Where a line of the listing below includes the word "Adult", reproduce that line.

= = = =

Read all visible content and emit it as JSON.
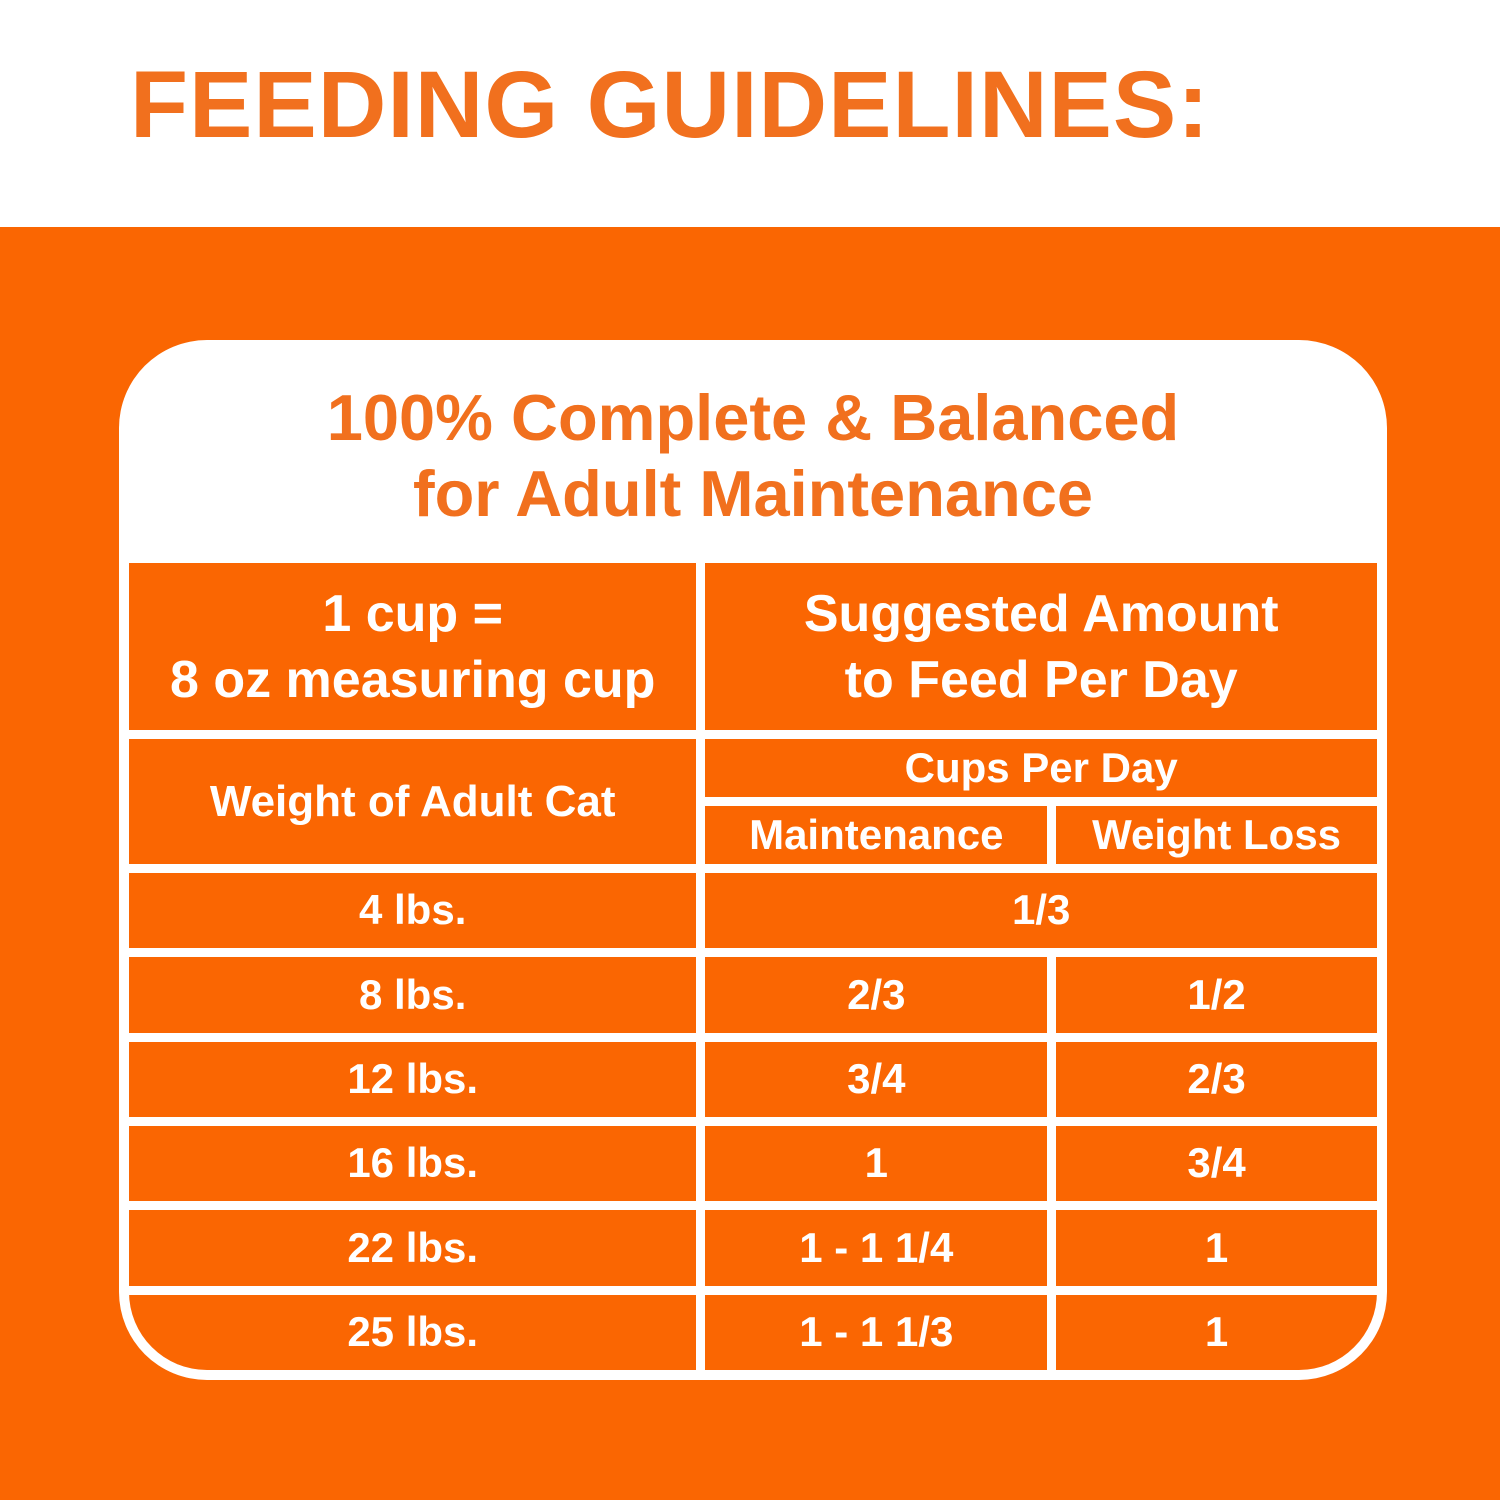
{
  "page": {
    "title": "FEEDING GUIDELINES:",
    "colors": {
      "background_orange": "#FA6602",
      "text_orange": "#F1701E",
      "card_white": "#FFFFFF",
      "table_text_white": "#FFFFFF"
    }
  },
  "card": {
    "heading_line1": "100% Complete & Balanced",
    "heading_line2": "for Adult Maintenance",
    "table": {
      "header_left_line1": "1 cup =",
      "header_left_line2": "8 oz measuring cup",
      "header_right_line1": "Suggested Amount",
      "header_right_line2": "to Feed Per Day",
      "weight_col_header": "Weight of Adult Cat",
      "cups_per_day_header": "Cups Per Day",
      "maintenance_header": "Maintenance",
      "weight_loss_header": "Weight Loss",
      "rows": [
        {
          "weight": "4 lbs.",
          "both": "1/3"
        },
        {
          "weight": "8 lbs.",
          "maintenance": "2/3",
          "weight_loss": "1/2"
        },
        {
          "weight": "12 lbs.",
          "maintenance": "3/4",
          "weight_loss": "2/3"
        },
        {
          "weight": "16 lbs.",
          "maintenance": "1",
          "weight_loss": "3/4"
        },
        {
          "weight": "22 lbs.",
          "maintenance": "1 - 1 1/4",
          "weight_loss": "1"
        },
        {
          "weight": "25 lbs.",
          "maintenance": "1 - 1 1/3",
          "weight_loss": "1"
        }
      ]
    }
  }
}
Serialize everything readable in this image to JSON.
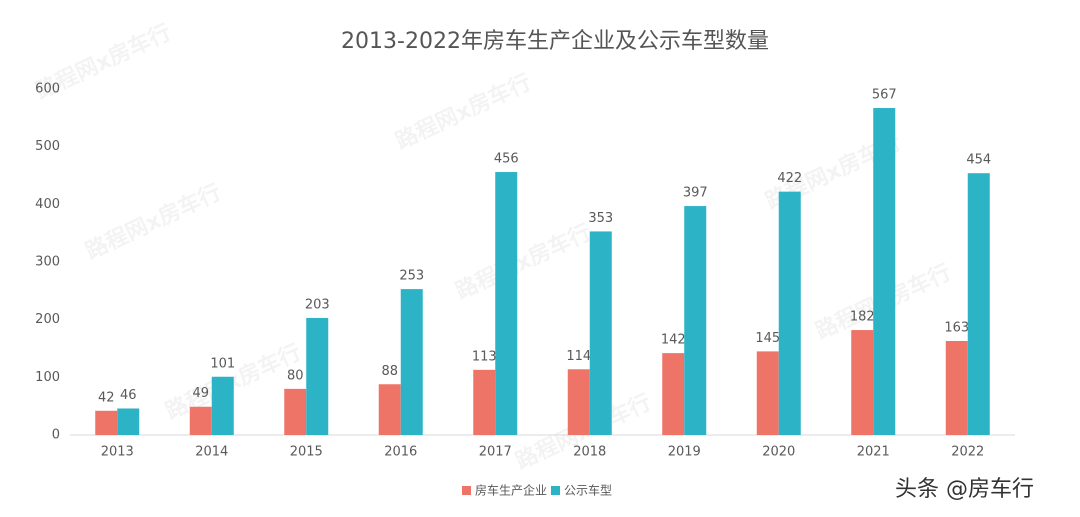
{
  "chart_data": {
    "type": "bar",
    "title": "2013-2022年房车生产企业及公示车型数量",
    "categories": [
      "2013",
      "2014",
      "2015",
      "2016",
      "2017",
      "2018",
      "2019",
      "2020",
      "2021",
      "2022"
    ],
    "series": [
      {
        "name": "房车生产企业",
        "color": "#ef7468",
        "values": [
          42,
          49,
          80,
          88,
          113,
          114,
          142,
          145,
          182,
          163
        ]
      },
      {
        "name": "公示车型",
        "color": "#2cb3c6",
        "values": [
          46,
          101,
          203,
          253,
          456,
          353,
          397,
          422,
          567,
          454
        ]
      }
    ],
    "ylim": [
      0,
      600
    ],
    "yticks": [
      0,
      100,
      200,
      300,
      400,
      500,
      600
    ],
    "grid": false,
    "legend": "bottom",
    "watermark": "路程网x房车行",
    "credit": "头条 @房车行"
  }
}
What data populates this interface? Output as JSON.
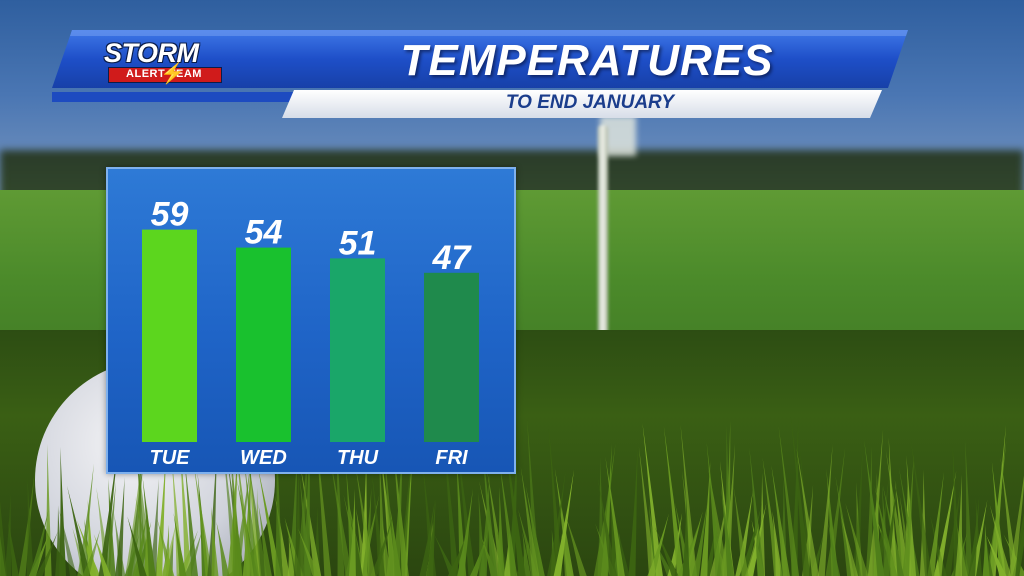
{
  "header": {
    "title": "TEMPERATURES",
    "subtitle": "TO END JANUARY",
    "logo_top": "STORM",
    "logo_bottom": "ALERT TEAM"
  },
  "colors": {
    "header_blue": "#1e4fc8",
    "subtitle_text": "#1b3d8c",
    "panel_blue": "#1f64c7",
    "bar_colors": [
      "#5cd61e",
      "#19c12e",
      "#1aa669",
      "#1f8a4c"
    ]
  },
  "chart_data": {
    "type": "bar",
    "title": "TEMPERATURES",
    "subtitle": "TO END JANUARY",
    "categories": [
      "TUE",
      "WED",
      "THU",
      "FRI"
    ],
    "values": [
      59,
      54,
      51,
      47
    ],
    "data_labels": true,
    "grid": false,
    "legend": "none"
  },
  "scene": {
    "background": "golf-course"
  }
}
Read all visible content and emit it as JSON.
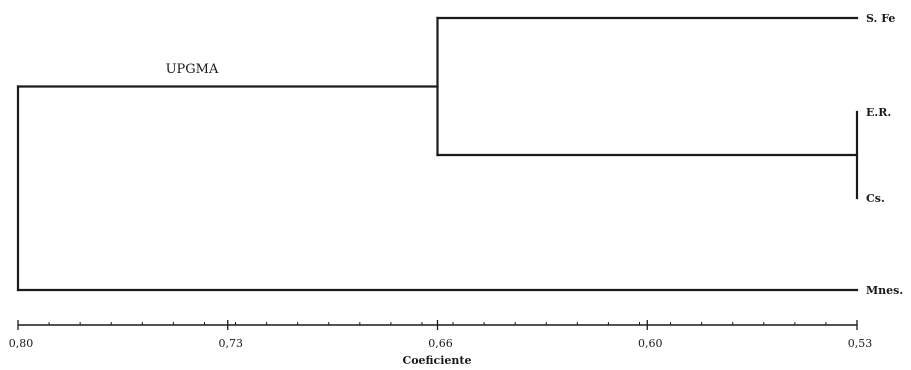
{
  "chart_data": {
    "type": "dendrogram",
    "method_label": "UPGMA",
    "xlabel": "Coeficiente",
    "x_tick_labels": [
      "0,80",
      "0,73",
      "0,66",
      "0,60",
      "0,53"
    ],
    "x_ticks": [
      0.8,
      0.73,
      0.66,
      0.6,
      0.53
    ],
    "xlim": [
      0.8,
      0.53
    ],
    "leaves": [
      {
        "id": "spe",
        "label": "S. Fe"
      },
      {
        "id": "er",
        "label": "E.R."
      },
      {
        "id": "cs",
        "label": "Cs."
      },
      {
        "id": "mnes",
        "label": "Mnes."
      }
    ],
    "merges": [
      {
        "id": "m1",
        "children": [
          "er",
          "cs"
        ],
        "height": 0.53
      },
      {
        "id": "m2",
        "children": [
          "spe",
          "m1"
        ],
        "height": 0.665
      },
      {
        "id": "m3",
        "children": [
          "m2",
          "mnes"
        ],
        "height": 0.8
      }
    ]
  },
  "colors": {
    "line": "#1a1a1a",
    "background": "#ffffff"
  }
}
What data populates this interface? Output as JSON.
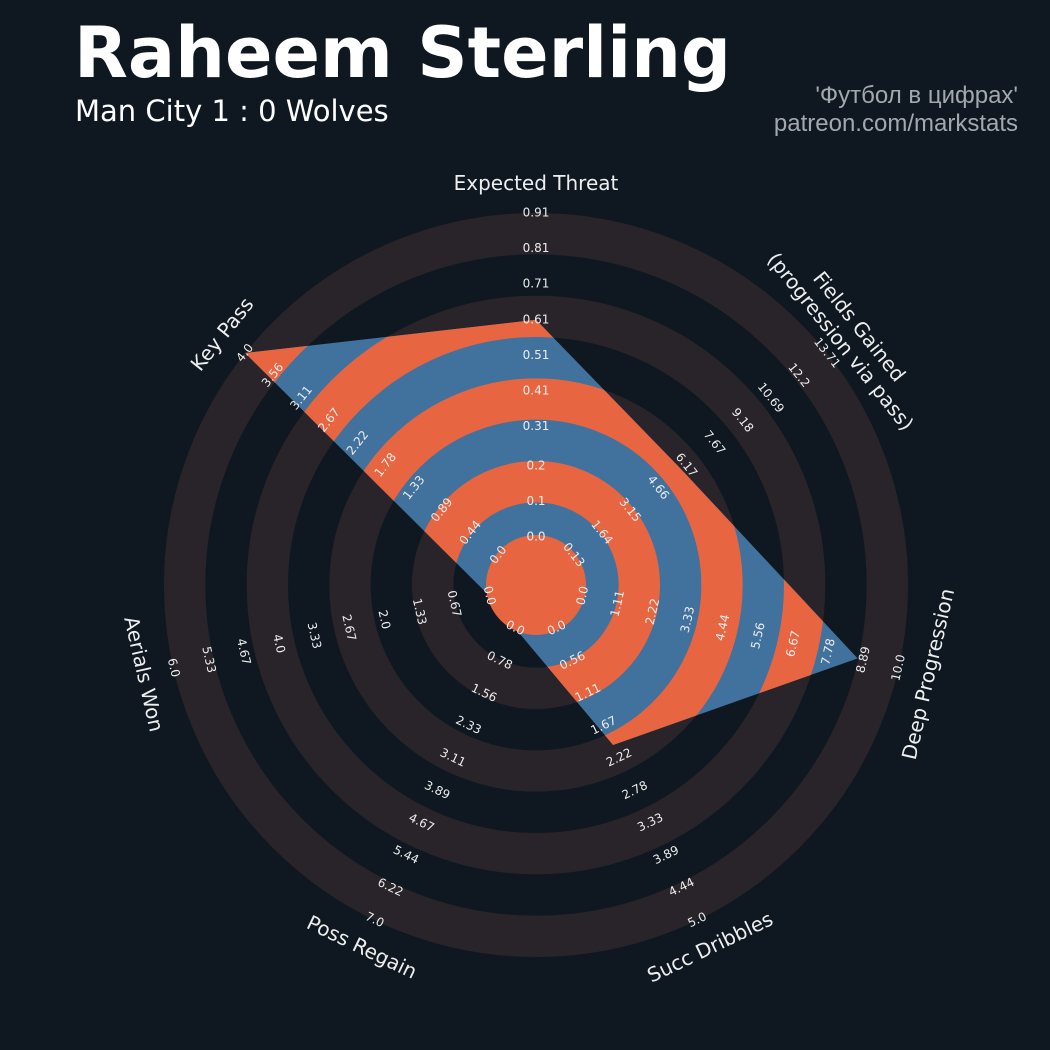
{
  "chart_data": {
    "type": "radar",
    "title": "Raheem Sterling",
    "subtitle": "Man City 1 : 0 Wolves",
    "credits": [
      "'Футбол в цифрах'",
      "patreon.com/markstats"
    ],
    "categories": [
      "Expected Threat",
      "Fields Gained\n(progression via pass)",
      "Deep Progression",
      "Succ Dribbles",
      "Poss Regain",
      "Aerials Won",
      "Key Pass"
    ],
    "values": [
      0.61,
      5.9,
      8.7,
      2,
      0,
      0,
      4
    ],
    "color": "#41729d",
    "ring_color": "#e76641",
    "background_ring_color": "#28242a",
    "ranges": [
      {
        "lim": [
          0,
          0.91
        ],
        "ticks": [
          {
            "value": 0,
            "label": "0.0"
          },
          0.1,
          0.2,
          0.31,
          0.41,
          0.51,
          0.61,
          0.71,
          0.81,
          0.91
        ]
      },
      {
        "lim": [
          0.13,
          13.71
        ],
        "ticks": [
          0.13,
          1.64,
          3.15,
          4.66,
          6.17,
          7.67,
          9.18,
          10.69,
          12.2,
          13.71
        ]
      },
      {
        "lim": [
          0,
          10
        ],
        "ticks": [
          {
            "value": 0,
            "label": "0.0"
          },
          1.11,
          2.22,
          3.33,
          4.44,
          5.56,
          6.67,
          7.78,
          8.89,
          {
            "value": 10,
            "label": "10.0"
          }
        ]
      },
      {
        "lim": [
          0,
          5
        ],
        "ticks": [
          {
            "value": 0,
            "label": "0.0"
          },
          0.56,
          1.11,
          1.67,
          2.22,
          2.78,
          3.33,
          3.89,
          4.44,
          {
            "value": 5,
            "label": "5.0"
          }
        ]
      },
      {
        "lim": [
          0,
          7
        ],
        "ticks": [
          {
            "value": 0,
            "label": "0.0"
          },
          0.78,
          1.56,
          2.33,
          3.11,
          3.89,
          4.67,
          5.44,
          6.22,
          {
            "value": 7,
            "label": "7.0"
          }
        ]
      },
      {
        "lim": [
          0,
          6
        ],
        "ticks": [
          {
            "value": 0,
            "label": "0.0"
          },
          0.67,
          1.33,
          {
            "value": 2,
            "label": "2.0"
          },
          2.67,
          3.33,
          {
            "value": 4,
            "label": "4.0"
          },
          4.67,
          5.33,
          {
            "value": 6,
            "label": "6.0"
          }
        ]
      },
      {
        "lim": [
          0,
          4
        ],
        "ticks": [
          {
            "value": 0,
            "label": "0.0"
          },
          0.44,
          0.89,
          1.33,
          1.78,
          2.22,
          2.67,
          3.11,
          3.56,
          {
            "value": 4,
            "label": "4.0"
          }
        ]
      }
    ]
  }
}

= = = =

# Exercise solution:
    "heading_line2": "for Adult Maintenance",
      "weight_col_header": "Weight of Adult Cat",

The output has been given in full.